- Record set -
>>>>

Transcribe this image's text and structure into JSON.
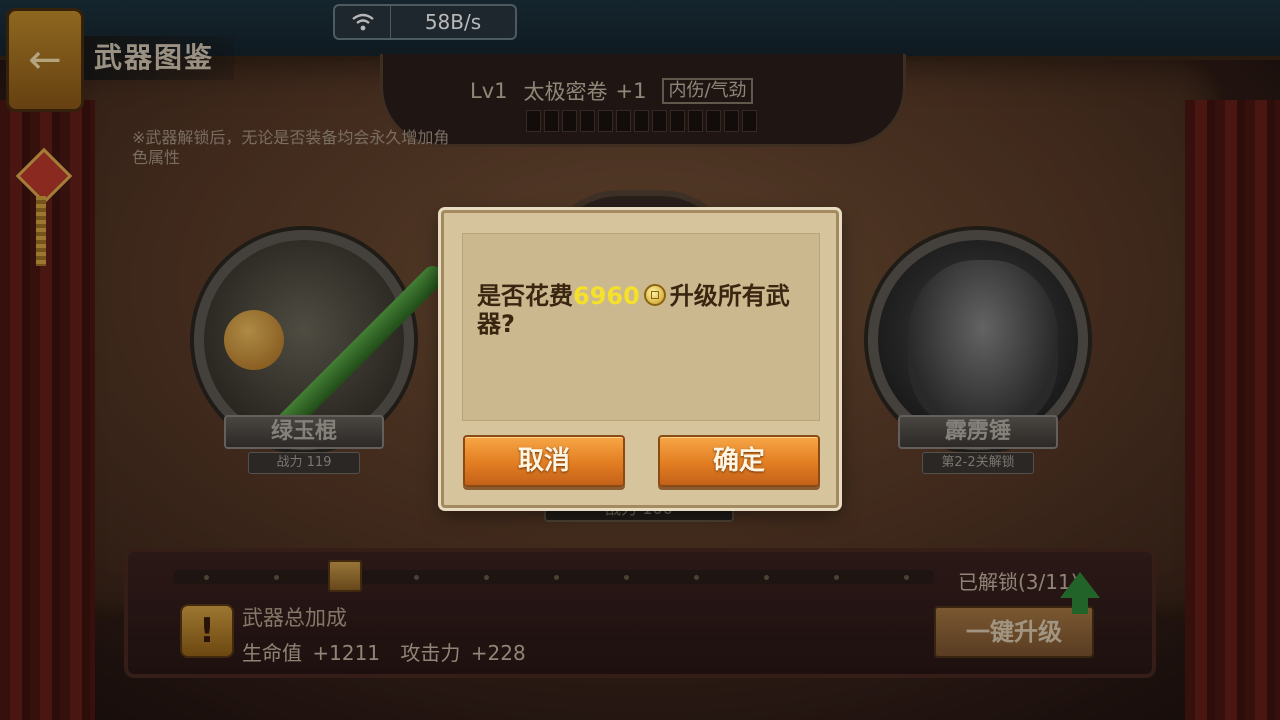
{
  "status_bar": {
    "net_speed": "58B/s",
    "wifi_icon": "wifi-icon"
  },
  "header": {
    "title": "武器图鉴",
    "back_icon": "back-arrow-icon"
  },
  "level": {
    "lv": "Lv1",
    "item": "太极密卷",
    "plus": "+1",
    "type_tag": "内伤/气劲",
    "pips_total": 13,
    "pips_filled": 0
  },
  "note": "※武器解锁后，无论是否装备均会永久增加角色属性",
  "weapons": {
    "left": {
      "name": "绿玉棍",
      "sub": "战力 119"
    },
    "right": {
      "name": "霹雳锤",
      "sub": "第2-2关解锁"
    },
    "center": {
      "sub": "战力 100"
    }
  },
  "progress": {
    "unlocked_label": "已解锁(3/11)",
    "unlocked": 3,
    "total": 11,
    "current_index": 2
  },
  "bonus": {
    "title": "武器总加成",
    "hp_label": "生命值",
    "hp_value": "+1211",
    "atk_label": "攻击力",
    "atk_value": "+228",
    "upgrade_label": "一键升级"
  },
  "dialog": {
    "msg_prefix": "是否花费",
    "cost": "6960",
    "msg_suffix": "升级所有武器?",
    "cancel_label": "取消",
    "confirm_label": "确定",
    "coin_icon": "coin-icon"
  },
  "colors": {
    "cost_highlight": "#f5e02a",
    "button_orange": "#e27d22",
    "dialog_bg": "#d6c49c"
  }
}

<<<<

- Job -
Print the records above exactly as they stand, but leave out the pictures.

- Worked answer -
Transcribe this image's text and structure into JSON.
{
  "status_bar": {
    "net_speed": "58B/s",
    "wifi_icon": "wifi-icon"
  },
  "header": {
    "title": "武器图鉴",
    "back_icon": "back-arrow-icon"
  },
  "level": {
    "lv": "Lv1",
    "item": "太极密卷",
    "plus": "+1",
    "type_tag": "内伤/气劲",
    "pips_total": 13,
    "pips_filled": 0
  },
  "note": "※武器解锁后，无论是否装备均会永久增加角色属性",
  "weapons": {
    "left": {
      "name": "绿玉棍",
      "sub": "战力 119"
    },
    "right": {
      "name": "霹雳锤",
      "sub": "第2-2关解锁"
    },
    "center": {
      "sub": "战力 100"
    }
  },
  "progress": {
    "unlocked_label": "已解锁(3/11)",
    "unlocked": 3,
    "total": 11,
    "current_index": 2
  },
  "bonus": {
    "title": "武器总加成",
    "hp_label": "生命值",
    "hp_value": "+1211",
    "atk_label": "攻击力",
    "atk_value": "+228",
    "upgrade_label": "一键升级"
  },
  "dialog": {
    "msg_prefix": "是否花费",
    "cost": "6960",
    "msg_suffix": "升级所有武器?",
    "cancel_label": "取消",
    "confirm_label": "确定",
    "coin_icon": "coin-icon"
  },
  "colors": {
    "cost_highlight": "#f5e02a",
    "button_orange": "#e27d22",
    "dialog_bg": "#d6c49c"
  }
}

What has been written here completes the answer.